Stated goal:
Locate each line below that includes "width" and reproduce it.

Figure collection entries
================================

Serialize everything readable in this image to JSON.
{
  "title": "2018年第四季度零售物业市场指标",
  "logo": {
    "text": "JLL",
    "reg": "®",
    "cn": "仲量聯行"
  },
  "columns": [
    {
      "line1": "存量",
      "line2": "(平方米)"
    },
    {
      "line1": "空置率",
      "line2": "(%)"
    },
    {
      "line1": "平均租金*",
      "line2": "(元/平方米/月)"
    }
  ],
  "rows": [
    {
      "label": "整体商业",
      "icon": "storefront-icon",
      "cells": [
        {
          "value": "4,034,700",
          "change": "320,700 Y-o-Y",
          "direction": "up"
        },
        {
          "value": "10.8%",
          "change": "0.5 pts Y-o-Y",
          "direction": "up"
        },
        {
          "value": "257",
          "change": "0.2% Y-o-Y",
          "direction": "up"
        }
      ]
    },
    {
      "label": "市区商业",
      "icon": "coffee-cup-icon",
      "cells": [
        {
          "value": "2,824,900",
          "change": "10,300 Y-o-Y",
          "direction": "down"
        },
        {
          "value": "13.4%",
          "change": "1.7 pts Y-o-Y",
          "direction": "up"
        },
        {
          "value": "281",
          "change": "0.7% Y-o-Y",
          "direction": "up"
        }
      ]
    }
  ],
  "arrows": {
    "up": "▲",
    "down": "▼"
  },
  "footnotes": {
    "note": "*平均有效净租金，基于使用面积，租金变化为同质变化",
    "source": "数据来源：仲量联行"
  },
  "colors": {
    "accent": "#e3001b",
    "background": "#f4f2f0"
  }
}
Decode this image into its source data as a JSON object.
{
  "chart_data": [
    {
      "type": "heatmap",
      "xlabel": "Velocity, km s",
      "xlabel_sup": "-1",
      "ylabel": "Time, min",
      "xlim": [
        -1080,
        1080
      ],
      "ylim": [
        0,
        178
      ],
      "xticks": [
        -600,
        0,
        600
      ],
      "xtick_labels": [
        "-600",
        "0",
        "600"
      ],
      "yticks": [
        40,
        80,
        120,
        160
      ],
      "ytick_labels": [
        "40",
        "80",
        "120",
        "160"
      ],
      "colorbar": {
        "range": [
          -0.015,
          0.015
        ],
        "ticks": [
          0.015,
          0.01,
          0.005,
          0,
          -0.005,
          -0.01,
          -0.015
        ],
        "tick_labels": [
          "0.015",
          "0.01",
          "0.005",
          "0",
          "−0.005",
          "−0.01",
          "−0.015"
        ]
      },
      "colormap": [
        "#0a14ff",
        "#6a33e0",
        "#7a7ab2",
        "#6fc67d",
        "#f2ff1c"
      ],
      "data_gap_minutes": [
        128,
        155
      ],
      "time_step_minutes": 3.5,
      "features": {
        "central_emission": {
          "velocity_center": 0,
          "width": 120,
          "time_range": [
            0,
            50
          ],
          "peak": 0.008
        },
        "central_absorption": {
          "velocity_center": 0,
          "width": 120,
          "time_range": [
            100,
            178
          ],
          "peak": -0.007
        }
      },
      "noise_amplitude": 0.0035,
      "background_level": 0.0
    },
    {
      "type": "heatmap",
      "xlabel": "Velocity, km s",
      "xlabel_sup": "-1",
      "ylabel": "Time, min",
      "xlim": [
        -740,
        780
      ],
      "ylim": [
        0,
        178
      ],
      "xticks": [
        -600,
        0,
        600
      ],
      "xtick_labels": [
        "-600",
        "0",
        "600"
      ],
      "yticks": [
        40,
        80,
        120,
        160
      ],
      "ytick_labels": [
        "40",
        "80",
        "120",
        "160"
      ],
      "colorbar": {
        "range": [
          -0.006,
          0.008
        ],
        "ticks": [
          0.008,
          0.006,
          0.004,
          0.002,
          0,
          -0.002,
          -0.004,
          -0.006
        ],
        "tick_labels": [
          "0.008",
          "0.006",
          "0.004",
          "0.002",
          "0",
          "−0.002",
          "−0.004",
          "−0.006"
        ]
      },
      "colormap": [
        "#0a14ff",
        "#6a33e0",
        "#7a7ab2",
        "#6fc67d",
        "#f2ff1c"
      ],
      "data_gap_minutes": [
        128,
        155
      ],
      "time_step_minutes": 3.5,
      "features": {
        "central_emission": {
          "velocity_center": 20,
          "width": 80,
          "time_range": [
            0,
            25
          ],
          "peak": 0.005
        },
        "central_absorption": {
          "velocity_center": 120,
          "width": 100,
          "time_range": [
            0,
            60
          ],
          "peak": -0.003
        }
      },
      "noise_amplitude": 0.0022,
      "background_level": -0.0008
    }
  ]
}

================================

Task solution:
          "width": 120,
          "width": 120,
          "width": 80,
          "width": 100,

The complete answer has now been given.